(Collected data)
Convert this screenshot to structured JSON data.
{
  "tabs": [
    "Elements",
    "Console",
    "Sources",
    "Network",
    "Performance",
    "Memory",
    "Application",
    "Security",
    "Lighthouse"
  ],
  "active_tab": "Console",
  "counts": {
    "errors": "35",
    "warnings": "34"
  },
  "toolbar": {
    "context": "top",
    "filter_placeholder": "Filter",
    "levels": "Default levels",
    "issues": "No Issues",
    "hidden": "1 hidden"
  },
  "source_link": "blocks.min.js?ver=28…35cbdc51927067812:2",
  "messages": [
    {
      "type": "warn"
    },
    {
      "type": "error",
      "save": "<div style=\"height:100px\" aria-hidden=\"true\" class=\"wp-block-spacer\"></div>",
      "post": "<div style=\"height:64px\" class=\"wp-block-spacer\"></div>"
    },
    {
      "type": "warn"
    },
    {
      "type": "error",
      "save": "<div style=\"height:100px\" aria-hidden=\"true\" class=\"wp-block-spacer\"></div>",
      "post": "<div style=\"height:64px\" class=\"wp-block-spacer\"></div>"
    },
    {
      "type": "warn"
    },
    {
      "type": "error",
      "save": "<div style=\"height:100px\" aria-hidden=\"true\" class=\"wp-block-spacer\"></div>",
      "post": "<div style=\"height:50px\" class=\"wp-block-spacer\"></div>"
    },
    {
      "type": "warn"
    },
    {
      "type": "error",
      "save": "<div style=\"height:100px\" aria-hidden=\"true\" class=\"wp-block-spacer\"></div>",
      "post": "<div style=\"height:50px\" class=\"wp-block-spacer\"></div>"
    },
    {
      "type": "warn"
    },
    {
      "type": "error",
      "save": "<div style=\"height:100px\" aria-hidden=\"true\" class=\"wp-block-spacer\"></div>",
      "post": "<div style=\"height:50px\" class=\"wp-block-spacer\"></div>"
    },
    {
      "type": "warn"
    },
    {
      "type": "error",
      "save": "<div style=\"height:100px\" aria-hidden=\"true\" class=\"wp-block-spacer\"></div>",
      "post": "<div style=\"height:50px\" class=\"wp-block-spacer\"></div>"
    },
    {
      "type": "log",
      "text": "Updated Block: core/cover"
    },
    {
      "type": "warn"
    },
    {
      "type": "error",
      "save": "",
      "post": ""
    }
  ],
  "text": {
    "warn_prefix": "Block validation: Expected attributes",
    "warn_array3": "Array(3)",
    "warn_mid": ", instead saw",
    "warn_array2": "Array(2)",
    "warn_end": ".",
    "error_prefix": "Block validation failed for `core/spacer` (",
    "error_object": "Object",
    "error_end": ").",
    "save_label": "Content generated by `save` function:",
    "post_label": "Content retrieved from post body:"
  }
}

--

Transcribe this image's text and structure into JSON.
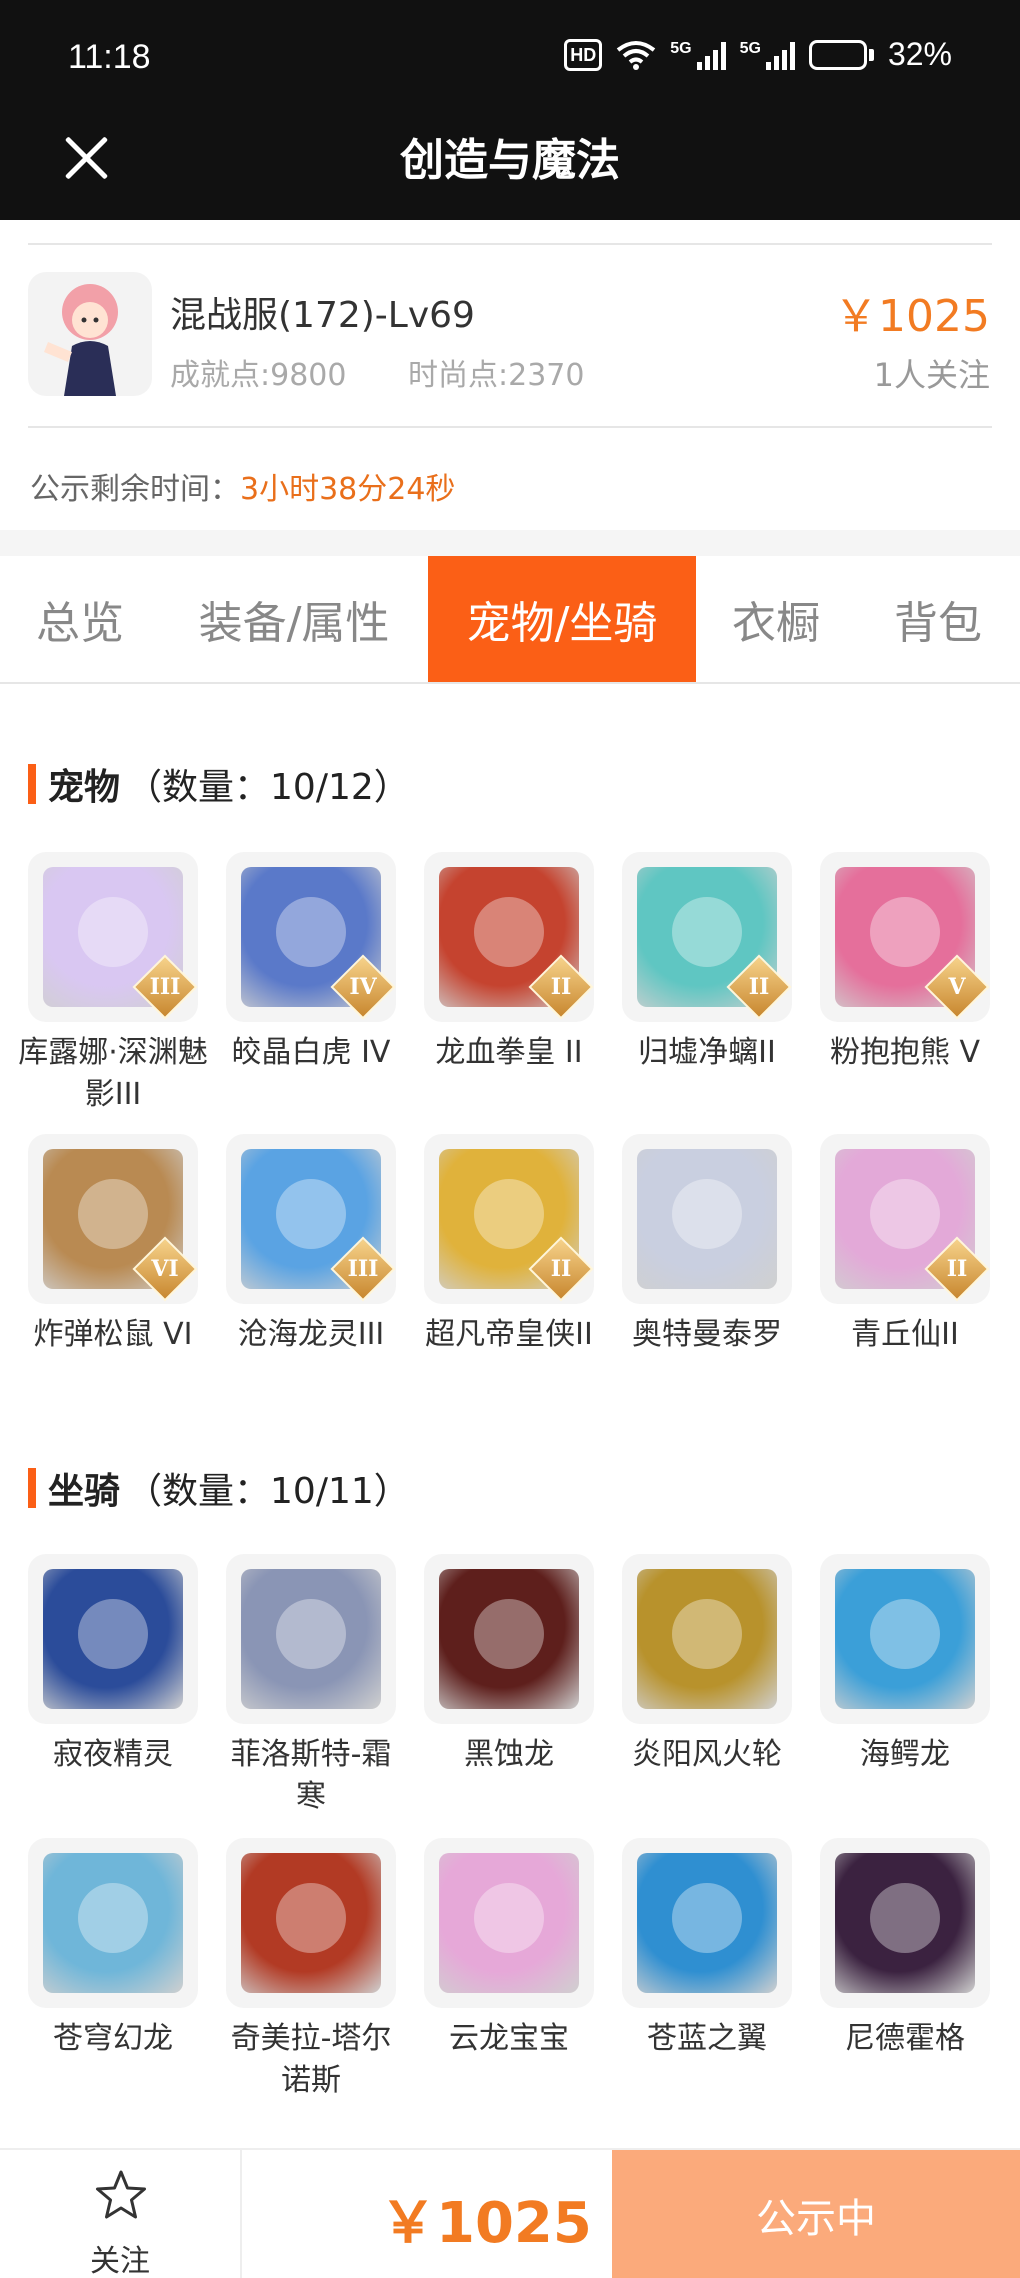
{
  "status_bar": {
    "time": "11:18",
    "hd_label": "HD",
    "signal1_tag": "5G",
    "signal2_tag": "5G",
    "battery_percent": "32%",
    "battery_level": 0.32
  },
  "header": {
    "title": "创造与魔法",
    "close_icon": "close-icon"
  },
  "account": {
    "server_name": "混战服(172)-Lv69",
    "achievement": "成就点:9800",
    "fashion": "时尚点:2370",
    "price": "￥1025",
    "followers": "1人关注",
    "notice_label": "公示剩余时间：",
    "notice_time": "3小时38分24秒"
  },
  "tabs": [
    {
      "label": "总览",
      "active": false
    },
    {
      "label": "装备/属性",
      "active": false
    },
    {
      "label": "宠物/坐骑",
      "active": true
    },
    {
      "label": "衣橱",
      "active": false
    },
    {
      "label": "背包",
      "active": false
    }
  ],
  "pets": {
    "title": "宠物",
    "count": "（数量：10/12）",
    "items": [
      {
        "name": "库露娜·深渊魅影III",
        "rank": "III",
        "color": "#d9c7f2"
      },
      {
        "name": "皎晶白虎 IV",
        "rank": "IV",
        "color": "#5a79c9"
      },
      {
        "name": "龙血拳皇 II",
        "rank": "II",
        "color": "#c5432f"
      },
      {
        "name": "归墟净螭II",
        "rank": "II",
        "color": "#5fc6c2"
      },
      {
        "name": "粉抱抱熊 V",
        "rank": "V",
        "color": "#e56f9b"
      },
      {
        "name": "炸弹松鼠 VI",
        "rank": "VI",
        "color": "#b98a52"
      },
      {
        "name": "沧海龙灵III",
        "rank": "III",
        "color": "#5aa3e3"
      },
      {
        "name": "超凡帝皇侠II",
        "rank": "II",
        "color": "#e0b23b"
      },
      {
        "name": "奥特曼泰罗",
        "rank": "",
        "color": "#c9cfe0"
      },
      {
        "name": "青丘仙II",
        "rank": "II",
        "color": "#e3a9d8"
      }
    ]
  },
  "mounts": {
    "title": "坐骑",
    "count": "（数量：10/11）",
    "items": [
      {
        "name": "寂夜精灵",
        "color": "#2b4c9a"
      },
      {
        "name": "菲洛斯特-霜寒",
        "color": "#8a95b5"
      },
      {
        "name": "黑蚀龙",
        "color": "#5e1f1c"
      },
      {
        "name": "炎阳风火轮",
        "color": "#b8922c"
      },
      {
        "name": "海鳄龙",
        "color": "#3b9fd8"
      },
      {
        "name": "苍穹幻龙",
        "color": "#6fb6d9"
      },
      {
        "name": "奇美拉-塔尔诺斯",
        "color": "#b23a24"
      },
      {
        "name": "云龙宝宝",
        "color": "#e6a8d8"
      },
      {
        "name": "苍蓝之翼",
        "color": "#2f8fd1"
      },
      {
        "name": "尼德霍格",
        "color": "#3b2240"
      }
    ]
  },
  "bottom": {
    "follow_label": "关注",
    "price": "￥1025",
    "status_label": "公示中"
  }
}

---

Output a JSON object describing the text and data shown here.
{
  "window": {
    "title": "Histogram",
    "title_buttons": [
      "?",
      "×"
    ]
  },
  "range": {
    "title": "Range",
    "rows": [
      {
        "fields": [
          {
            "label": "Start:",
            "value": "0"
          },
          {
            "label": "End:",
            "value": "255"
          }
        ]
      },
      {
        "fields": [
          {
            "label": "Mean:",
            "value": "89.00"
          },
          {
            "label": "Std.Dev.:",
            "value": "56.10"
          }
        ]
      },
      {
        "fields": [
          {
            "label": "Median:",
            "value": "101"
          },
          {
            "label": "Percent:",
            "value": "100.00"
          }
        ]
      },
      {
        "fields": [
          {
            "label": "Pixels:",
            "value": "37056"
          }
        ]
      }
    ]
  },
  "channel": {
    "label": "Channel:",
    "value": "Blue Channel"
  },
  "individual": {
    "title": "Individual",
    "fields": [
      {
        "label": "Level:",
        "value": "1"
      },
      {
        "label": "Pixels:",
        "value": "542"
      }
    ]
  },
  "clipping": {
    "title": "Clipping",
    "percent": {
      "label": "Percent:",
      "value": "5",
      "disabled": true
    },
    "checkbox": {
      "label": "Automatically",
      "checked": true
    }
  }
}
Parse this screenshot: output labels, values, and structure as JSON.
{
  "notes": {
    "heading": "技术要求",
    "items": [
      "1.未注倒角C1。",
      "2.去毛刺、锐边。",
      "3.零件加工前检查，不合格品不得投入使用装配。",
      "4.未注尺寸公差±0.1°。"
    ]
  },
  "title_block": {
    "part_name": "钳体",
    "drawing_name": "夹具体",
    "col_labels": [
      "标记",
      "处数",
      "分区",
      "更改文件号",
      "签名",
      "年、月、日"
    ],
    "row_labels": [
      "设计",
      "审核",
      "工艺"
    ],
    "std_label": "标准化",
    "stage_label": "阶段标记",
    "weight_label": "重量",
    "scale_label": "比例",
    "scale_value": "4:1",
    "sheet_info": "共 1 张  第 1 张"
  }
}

## [WHAT TO DO]
All lines that include "Array" are to be gathered and copied.

## [FINISHED ANSWER]
    "warn_array3": "Array(3)",
    "warn_array2": "Array(2)",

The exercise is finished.